### [MATERIAL PROVIDED]
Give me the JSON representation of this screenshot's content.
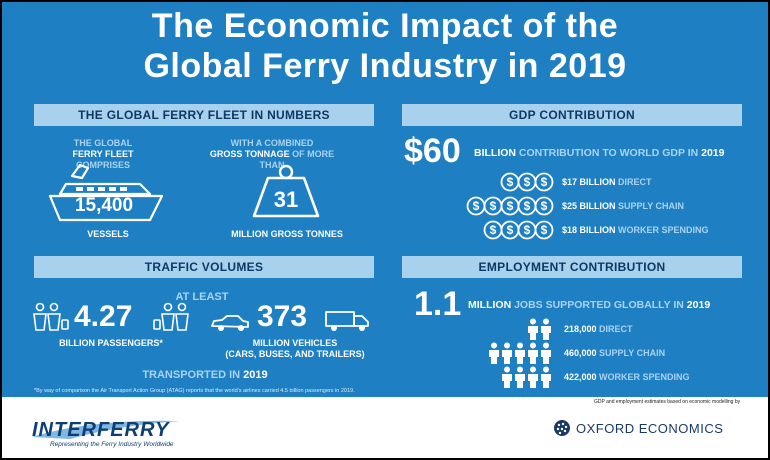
{
  "title": {
    "line1": "The Economic Impact of the",
    "line2": "Global Ferry Industry in 2019"
  },
  "fleet": {
    "header": "THE GLOBAL FERRY FLEET IN NUMBERS",
    "left_pre1": "THE GLOBAL",
    "left_pre2a": "FERRY FLEET",
    "left_pre2b": " COMPRISES",
    "vessels_value": "15,400",
    "vessels_label": "VESSELS",
    "right_pre1": "WITH A COMBINED",
    "right_pre2a": "GROSS TONNAGE",
    "right_pre2b": " OF MORE THAN",
    "tonnage_value": "31",
    "tonnage_label": "MILLION GROSS TONNES"
  },
  "gdp": {
    "header": "GDP CONTRIBUTION",
    "big_value": "$60",
    "billion": "BILLION",
    "desc": " CONTRIBUTION TO WORLD GDP IN ",
    "year": "2019",
    "rows": [
      {
        "coins": 3,
        "amount": "$17 BILLION",
        "label": " DIRECT"
      },
      {
        "coins": 5,
        "amount": "$25 BILLION",
        "label": " SUPPLY CHAIN"
      },
      {
        "coins": 4,
        "amount": "$18 BILLION",
        "label": " WORKER SPENDING"
      }
    ]
  },
  "traffic": {
    "header": "TRAFFIC VOLUMES",
    "at_least": "AT LEAST",
    "passengers_value": "4.27",
    "passengers_label": "BILLION PASSENGERS*",
    "vehicles_value": "373",
    "vehicles_label1": "MILLION VEHICLES",
    "vehicles_label2": "(CARS, BUSES, AND TRAILERS)",
    "transported": "TRANSPORTED IN ",
    "transported_year": "2019",
    "footnote": "*By way of comparison the Air Transport Action Group (ATAG) reports that the world's airlines carried 4.5 billion passengers in 2019."
  },
  "employment": {
    "header": "EMPLOYMENT CONTRIBUTION",
    "big_value": "1.1",
    "million": "MILLION",
    "desc": " JOBS SUPPORTED GLOBALLY IN ",
    "year": "2019",
    "rows": [
      {
        "people": 2,
        "value": "218,000",
        "label": " DIRECT"
      },
      {
        "people": 5,
        "value": "460,000",
        "label": " SUPPLY CHAIN"
      },
      {
        "people": 4,
        "value": "422,000",
        "label": " WORKER SPENDING"
      }
    ],
    "note": "GDP and employment estimates based on economic modelling by"
  },
  "footer": {
    "interferry_logo": "INTERFERRY",
    "interferry_tagline": "Representing the Ferry Industry Worldwide",
    "oxford_logo": "OXFORD ECONOMICS"
  },
  "colors": {
    "background": "#1f7fc3",
    "band": "#a8d1ee",
    "band_text": "#0c3a66",
    "accent_text": "#a9d3f0"
  }
}
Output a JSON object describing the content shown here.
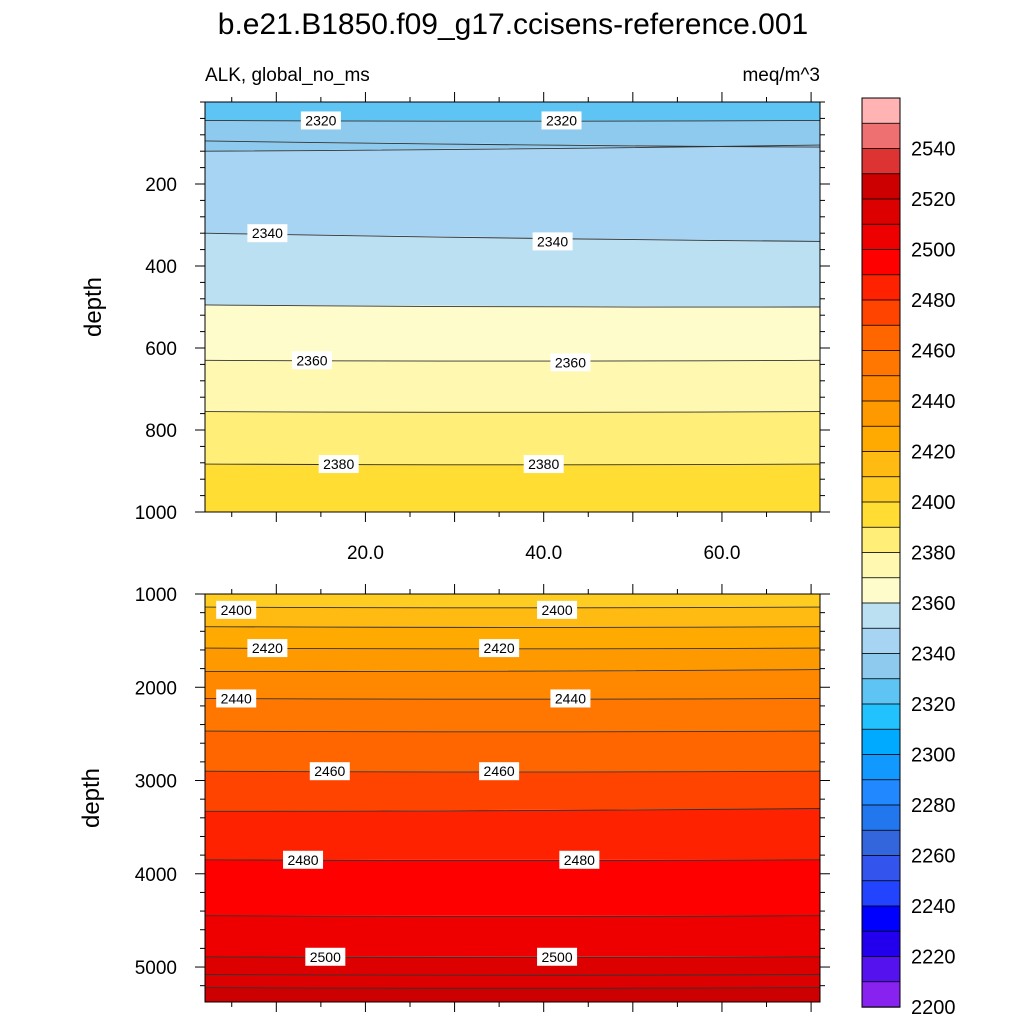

### [WORK INSTRUCTIONS]
Go through the material above and print all of it exactly, except the pictures.

### [WRITTEN ANSWER]
Give me the JSON representation of this screenshot's content.
{
  "title": {
    "line1": "The Economic Impact of the",
    "line2": "Global Ferry Industry in 2019"
  },
  "fleet": {
    "header": "THE GLOBAL FERRY FLEET IN NUMBERS",
    "left_pre1": "THE GLOBAL",
    "left_pre2a": "FERRY FLEET",
    "left_pre2b": " COMPRISES",
    "vessels_value": "15,400",
    "vessels_label": "VESSELS",
    "right_pre1": "WITH A COMBINED",
    "right_pre2a": "GROSS TONNAGE",
    "right_pre2b": " OF MORE THAN",
    "tonnage_value": "31",
    "tonnage_label": "MILLION GROSS TONNES"
  },
  "gdp": {
    "header": "GDP CONTRIBUTION",
    "big_value": "$60",
    "billion": "BILLION",
    "desc": " CONTRIBUTION TO WORLD GDP IN ",
    "year": "2019",
    "rows": [
      {
        "coins": 3,
        "amount": "$17 BILLION",
        "label": " DIRECT"
      },
      {
        "coins": 5,
        "amount": "$25 BILLION",
        "label": " SUPPLY CHAIN"
      },
      {
        "coins": 4,
        "amount": "$18 BILLION",
        "label": " WORKER SPENDING"
      }
    ]
  },
  "traffic": {
    "header": "TRAFFIC VOLUMES",
    "at_least": "AT LEAST",
    "passengers_value": "4.27",
    "passengers_label": "BILLION PASSENGERS*",
    "vehicles_value": "373",
    "vehicles_label1": "MILLION VEHICLES",
    "vehicles_label2": "(CARS, BUSES, AND TRAILERS)",
    "transported": "TRANSPORTED IN ",
    "transported_year": "2019",
    "footnote": "*By way of comparison the Air Transport Action Group (ATAG) reports that the world's airlines carried 4.5 billion passengers in 2019."
  },
  "employment": {
    "header": "EMPLOYMENT CONTRIBUTION",
    "big_value": "1.1",
    "million": "MILLION",
    "desc": " JOBS SUPPORTED GLOBALLY IN ",
    "year": "2019",
    "rows": [
      {
        "people": 2,
        "value": "218,000",
        "label": " DIRECT"
      },
      {
        "people": 5,
        "value": "460,000",
        "label": " SUPPLY CHAIN"
      },
      {
        "people": 4,
        "value": "422,000",
        "label": " WORKER SPENDING"
      }
    ],
    "note": "GDP and employment estimates based on economic modelling by"
  },
  "footer": {
    "interferry_logo": "INTERFERRY",
    "interferry_tagline": "Representing the Ferry Industry Worldwide",
    "oxford_logo": "OXFORD ECONOMICS"
  },
  "colors": {
    "background": "#1f7fc3",
    "band": "#a8d1ee",
    "band_text": "#0c3a66",
    "accent_text": "#a9d3f0"
  }
}
Output a JSON object describing the content shown here.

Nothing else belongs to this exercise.